Exercise requirements :: List each line holding the string "mean".

Dataset records ::

━━━━━━━━━━━━━━━━

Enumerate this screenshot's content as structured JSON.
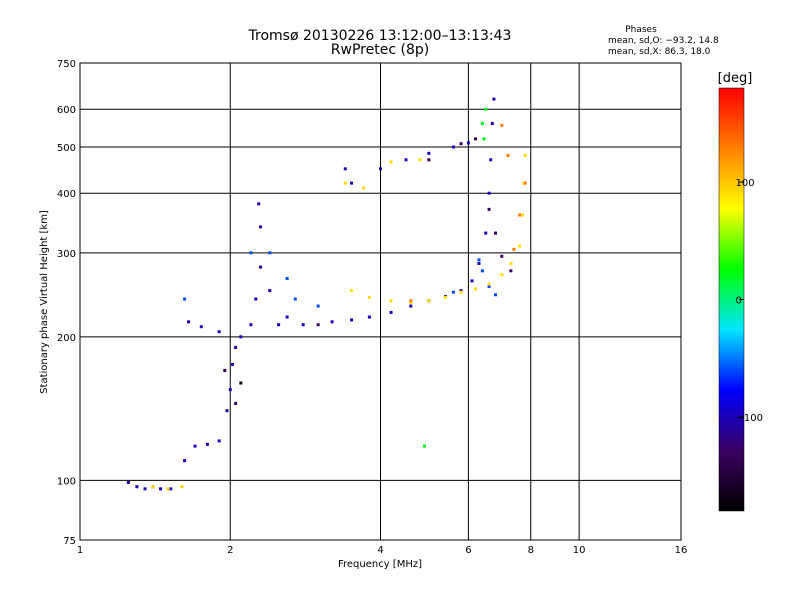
{
  "chart_data": {
    "type": "scatter",
    "title": "Tromsø 20130226 13:12:00–13:13:43",
    "subtitle": "RwPretec (8p)",
    "xlabel": "Frequency [MHz]",
    "ylabel": "Stationary phase Virtual Height [km]",
    "x_scale": "log2",
    "y_scale": "log",
    "xlim": [
      1,
      16
    ],
    "ylim": [
      75,
      750
    ],
    "x_ticks": [
      "1",
      "2",
      "4",
      "6",
      "8",
      "10",
      "16"
    ],
    "x_tick_values": [
      1,
      2,
      4,
      6,
      8,
      10,
      16
    ],
    "y_ticks": [
      "750",
      "600",
      "500",
      "400",
      "300",
      "200",
      "100",
      "75"
    ],
    "y_tick_values": [
      750,
      600,
      500,
      400,
      300,
      200,
      100,
      75
    ],
    "grid": true,
    "info": {
      "heading": "Phases",
      "line1": "mean, sd,O: −93.2, 14.8",
      "line2": "mean, sd,X:  86.3, 18.0"
    },
    "colorbar": {
      "label": "[deg]",
      "ticks": [
        "100",
        "0",
        "−100"
      ],
      "tick_values": [
        100,
        0,
        -100
      ],
      "range": [
        -180,
        180
      ],
      "colormap": [
        "#000000",
        "#3a0060",
        "#0000ff",
        "#00e5ff",
        "#00ff00",
        "#ffff00",
        "#ff8000",
        "#ff0000"
      ]
    },
    "series": [
      {
        "phase": -100,
        "points": [
          [
            1.25,
            99
          ],
          [
            1.3,
            97
          ],
          [
            1.35,
            96
          ],
          [
            1.4,
            97
          ],
          [
            1.45,
            96
          ],
          [
            1.52,
            96
          ],
          [
            1.62,
            110
          ],
          [
            1.7,
            118
          ],
          [
            1.8,
            119
          ],
          [
            1.9,
            121
          ],
          [
            1.97,
            140
          ],
          [
            2.0,
            155
          ],
          [
            2.02,
            175
          ],
          [
            2.05,
            190
          ],
          [
            2.1,
            200
          ],
          [
            2.2,
            212
          ],
          [
            2.25,
            240
          ],
          [
            2.3,
            280
          ],
          [
            2.3,
            340
          ],
          [
            2.28,
            380
          ],
          [
            2.4,
            250
          ],
          [
            2.6,
            220
          ],
          [
            1.65,
            215
          ],
          [
            1.75,
            210
          ],
          [
            1.9,
            205
          ],
          [
            2.5,
            212
          ],
          [
            2.8,
            212
          ],
          [
            3.2,
            215
          ],
          [
            3.5,
            217
          ],
          [
            3.8,
            220
          ],
          [
            4.2,
            225
          ],
          [
            4.6,
            232
          ],
          [
            5.0,
            238
          ],
          [
            5.4,
            243
          ],
          [
            5.8,
            250
          ],
          [
            6.1,
            262
          ],
          [
            6.3,
            285
          ],
          [
            6.5,
            330
          ],
          [
            6.6,
            400
          ],
          [
            6.65,
            470
          ],
          [
            6.7,
            560
          ],
          [
            6.75,
            630
          ],
          [
            3.5,
            420
          ],
          [
            4.0,
            450
          ],
          [
            4.5,
            470
          ],
          [
            5.0,
            485
          ],
          [
            5.6,
            500
          ],
          [
            6.0,
            510
          ],
          [
            3.4,
            450
          ]
        ]
      },
      {
        "phase": -60,
        "points": [
          [
            2.4,
            300
          ],
          [
            2.7,
            240
          ],
          [
            2.6,
            265
          ],
          [
            3.0,
            232
          ],
          [
            6.3,
            290
          ],
          [
            6.4,
            275
          ],
          [
            6.6,
            255
          ],
          [
            6.8,
            245
          ],
          [
            5.6,
            248
          ],
          [
            1.62,
            240
          ],
          [
            2.2,
            300
          ]
        ]
      },
      {
        "phase": 90,
        "points": [
          [
            1.4,
            97
          ],
          [
            1.5,
            96
          ],
          [
            1.6,
            97
          ],
          [
            3.5,
            250
          ],
          [
            3.8,
            242
          ],
          [
            4.2,
            238
          ],
          [
            4.6,
            236
          ],
          [
            5.0,
            238
          ],
          [
            5.4,
            242
          ],
          [
            5.8,
            248
          ],
          [
            6.2,
            252
          ],
          [
            6.6,
            258
          ],
          [
            7.0,
            270
          ],
          [
            7.3,
            285
          ],
          [
            7.6,
            310
          ],
          [
            7.7,
            360
          ],
          [
            7.75,
            420
          ],
          [
            7.8,
            480
          ],
          [
            3.4,
            420
          ],
          [
            3.7,
            410
          ],
          [
            4.2,
            465
          ],
          [
            4.8,
            470
          ]
        ]
      },
      {
        "phase": 130,
        "points": [
          [
            4.6,
            238
          ],
          [
            7.4,
            305
          ],
          [
            7.6,
            360
          ],
          [
            7.8,
            420
          ],
          [
            7.2,
            480
          ],
          [
            7.0,
            555
          ]
        ]
      },
      {
        "phase": -130,
        "points": [
          [
            6.6,
            370
          ],
          [
            6.8,
            330
          ],
          [
            7.0,
            295
          ],
          [
            7.3,
            275
          ],
          [
            5.0,
            470
          ],
          [
            5.8,
            508
          ],
          [
            6.2,
            520
          ],
          [
            3.0,
            212
          ],
          [
            1.95,
            170
          ],
          [
            2.05,
            145
          ]
        ]
      },
      {
        "phase": 20,
        "points": [
          [
            6.4,
            560
          ],
          [
            6.5,
            600
          ],
          [
            6.45,
            520
          ],
          [
            4.9,
            118
          ]
        ]
      },
      {
        "phase": -170,
        "points": [
          [
            2.1,
            160
          ]
        ]
      }
    ]
  }
}
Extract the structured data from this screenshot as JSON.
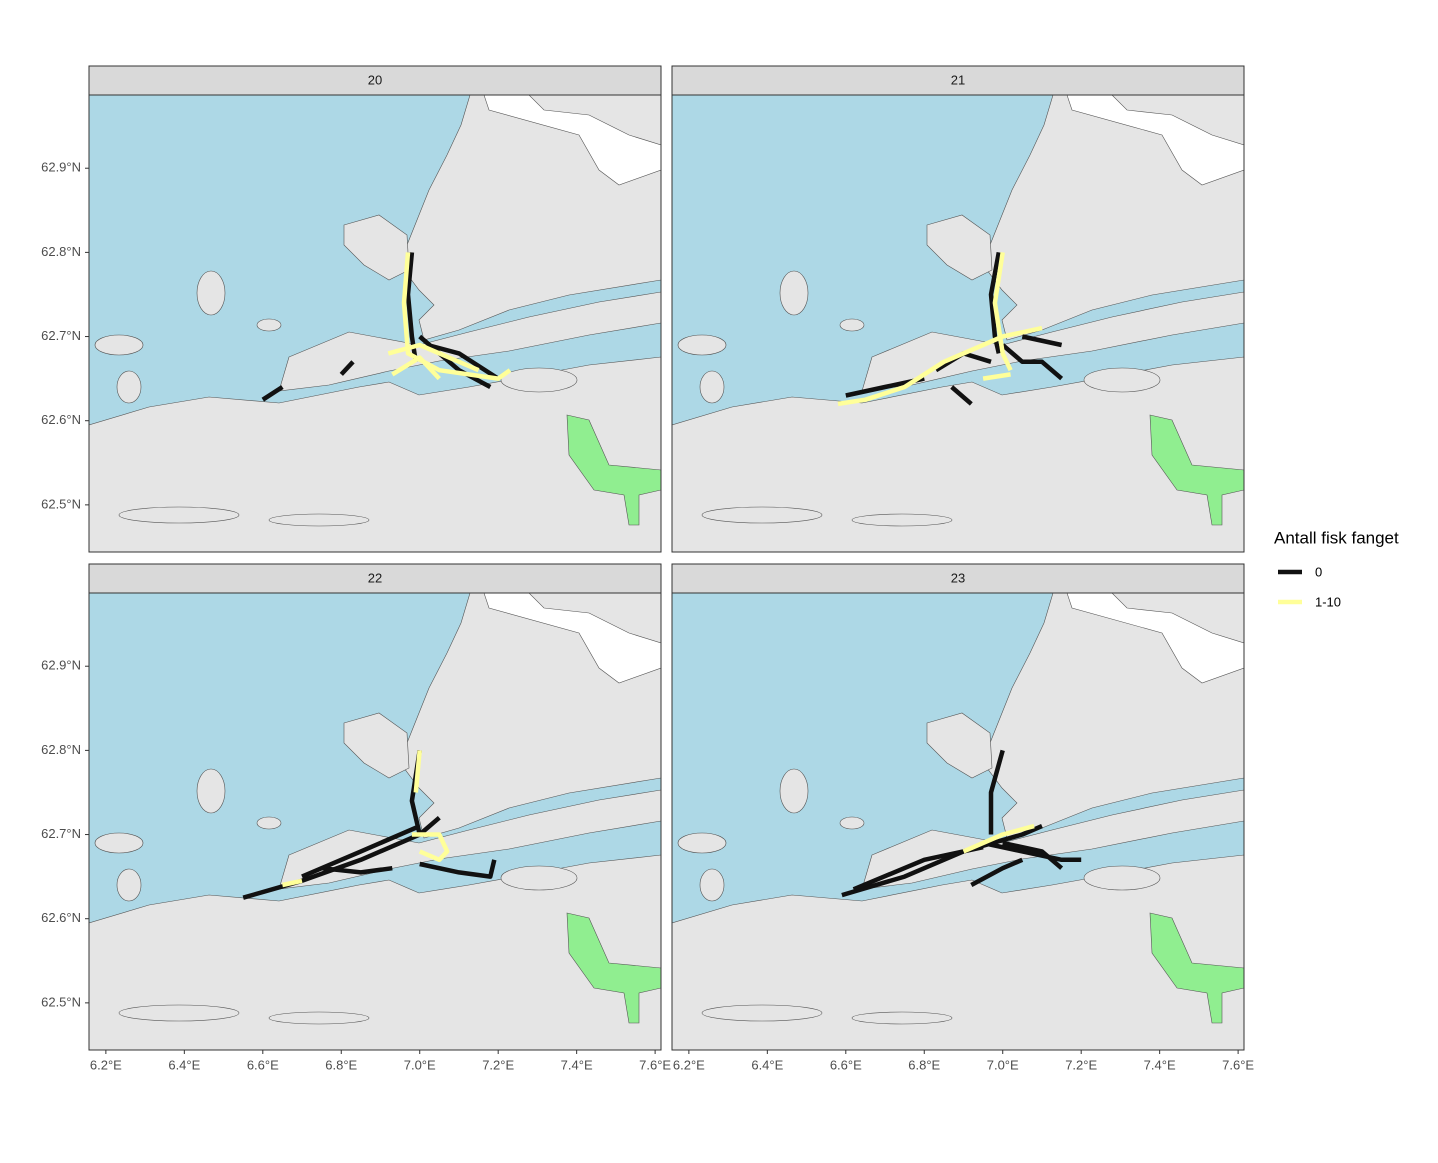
{
  "chart_data": {
    "type": "map-tracks",
    "legend_title": "Antall fisk fanget",
    "series": [
      {
        "name": "0",
        "color": "#111111"
      },
      {
        "name": "1-10",
        "color": "#ffff99"
      }
    ],
    "xlim": [
      6.157,
      7.615
    ],
    "ylim": [
      62.444,
      62.987
    ],
    "xticks": [
      {
        "value": 6.2,
        "label": "6.2°E"
      },
      {
        "value": 6.4,
        "label": "6.4°E"
      },
      {
        "value": 6.6,
        "label": "6.6°E"
      },
      {
        "value": 6.8,
        "label": "6.8°E"
      },
      {
        "value": 7.0,
        "label": "7.0°E"
      },
      {
        "value": 7.2,
        "label": "7.2°E"
      },
      {
        "value": 7.4,
        "label": "7.4°E"
      },
      {
        "value": 7.6,
        "label": "7.6°E"
      }
    ],
    "yticks": [
      {
        "value": 62.5,
        "label": "62.5°N"
      },
      {
        "value": 62.6,
        "label": "62.6°N"
      },
      {
        "value": 62.7,
        "label": "62.7°N"
      },
      {
        "value": 62.8,
        "label": "62.8°N"
      },
      {
        "value": 62.9,
        "label": "62.9°N"
      }
    ],
    "facets": [
      {
        "label": "20",
        "tracks": [
          [
            {
              "x": [
                6.6,
                6.65
              ],
              "y": [
                62.625,
                62.64
              ]
            },
            {
              "x": [
                6.8,
                6.83
              ],
              "y": [
                62.655,
                62.67
              ]
            },
            {
              "x": [
                6.98,
                6.97,
                6.98,
                6.99
              ],
              "y": [
                62.8,
                62.75,
                62.7,
                62.67
              ]
            },
            {
              "x": [
                7.0,
                7.05,
                7.1,
                7.18
              ],
              "y": [
                62.7,
                62.68,
                62.66,
                62.64
              ]
            },
            {
              "x": [
                7.02,
                7.1,
                7.2
              ],
              "y": [
                62.69,
                62.68,
                62.65
              ]
            }
          ],
          [
            {
              "x": [
                6.97,
                6.96,
                6.97,
                7.05,
                7.2,
                7.23
              ],
              "y": [
                62.8,
                62.74,
                62.68,
                62.66,
                62.65,
                62.66
              ]
            },
            {
              "x": [
                6.92,
                7.0,
                7.1,
                7.15
              ],
              "y": [
                62.68,
                62.69,
                62.67,
                62.66
              ]
            },
            {
              "x": [
                6.93,
                7.0,
                7.05
              ],
              "y": [
                62.655,
                62.675,
                62.65
              ]
            }
          ]
        ]
      },
      {
        "label": "21",
        "tracks": [
          [
            {
              "x": [
                6.99,
                6.97,
                6.98,
                6.99
              ],
              "y": [
                62.8,
                62.75,
                62.7,
                62.68
              ]
            },
            {
              "x": [
                6.6,
                6.7,
                6.8
              ],
              "y": [
                62.63,
                62.64,
                62.65
              ]
            },
            {
              "x": [
                6.87,
                6.92
              ],
              "y": [
                62.64,
                62.62
              ]
            },
            {
              "x": [
                6.97,
                6.9,
                6.83
              ],
              "y": [
                62.67,
                62.68,
                62.66
              ]
            },
            {
              "x": [
                7.0,
                7.05,
                7.1,
                7.15
              ],
              "y": [
                62.69,
                62.67,
                62.67,
                62.65
              ]
            },
            {
              "x": [
                7.05,
                7.15
              ],
              "y": [
                62.7,
                62.69
              ]
            }
          ],
          [
            {
              "x": [
                6.58,
                6.65,
                6.75,
                6.85,
                6.95,
                7.0,
                7.1
              ],
              "y": [
                62.62,
                62.625,
                62.64,
                62.67,
                62.69,
                62.7,
                62.71
              ]
            },
            {
              "x": [
                7.0,
                6.98,
                7.0,
                7.02
              ],
              "y": [
                62.8,
                62.74,
                62.68,
                62.66
              ]
            },
            {
              "x": [
                6.95,
                7.02
              ],
              "y": [
                62.65,
                62.655
              ]
            }
          ]
        ]
      },
      {
        "label": "22",
        "tracks": [
          [
            {
              "x": [
                6.55,
                6.7,
                6.85,
                7.0,
                7.05
              ],
              "y": [
                62.625,
                62.645,
                62.67,
                62.7,
                62.72
              ]
            },
            {
              "x": [
                7.0,
                6.98,
                7.0
              ],
              "y": [
                62.8,
                62.74,
                62.7
              ]
            },
            {
              "x": [
                6.75,
                6.85,
                6.93
              ],
              "y": [
                62.66,
                62.655,
                62.66
              ]
            },
            {
              "x": [
                7.0,
                7.1,
                7.18,
                7.19
              ],
              "y": [
                62.665,
                62.655,
                62.65,
                62.67
              ]
            },
            {
              "x": [
                6.7,
                6.85,
                7.0
              ],
              "y": [
                62.65,
                62.68,
                62.71
              ]
            }
          ],
          [
            {
              "x": [
                7.0,
                6.99
              ],
              "y": [
                62.8,
                62.75
              ]
            },
            {
              "x": [
                6.98,
                7.05,
                7.07,
                7.05,
                7.0
              ],
              "y": [
                62.7,
                62.7,
                62.68,
                62.67,
                62.68
              ]
            },
            {
              "x": [
                6.65,
                6.7
              ],
              "y": [
                62.64,
                62.645
              ]
            }
          ]
        ]
      },
      {
        "label": "23",
        "tracks": [
          [
            {
              "x": [
                6.59,
                6.75,
                6.9,
                7.05,
                7.1
              ],
              "y": [
                62.628,
                62.65,
                62.68,
                62.7,
                62.71
              ]
            },
            {
              "x": [
                7.0,
                6.97,
                6.97
              ],
              "y": [
                62.8,
                62.75,
                62.7
              ]
            },
            {
              "x": [
                6.62,
                6.8,
                6.95
              ],
              "y": [
                62.635,
                62.67,
                62.685
              ]
            },
            {
              "x": [
                6.95,
                7.05,
                7.15,
                7.2
              ],
              "y": [
                62.69,
                62.68,
                62.67,
                62.67
              ]
            },
            {
              "x": [
                6.92,
                7.0,
                7.05
              ],
              "y": [
                62.64,
                62.66,
                62.67
              ]
            },
            {
              "x": [
                7.0,
                7.1,
                7.15
              ],
              "y": [
                62.69,
                62.68,
                62.66
              ]
            }
          ],
          [
            {
              "x": [
                6.9,
                7.0,
                7.08
              ],
              "y": [
                62.68,
                62.7,
                62.71
              ]
            }
          ]
        ]
      }
    ]
  }
}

━━━━━━━━━━━━━━━━

Answer to the task ::
      "line1": "mean, sd,O: −93.2, 14.8",
      "line2": "mean, sd,X:  86.3, 18.0"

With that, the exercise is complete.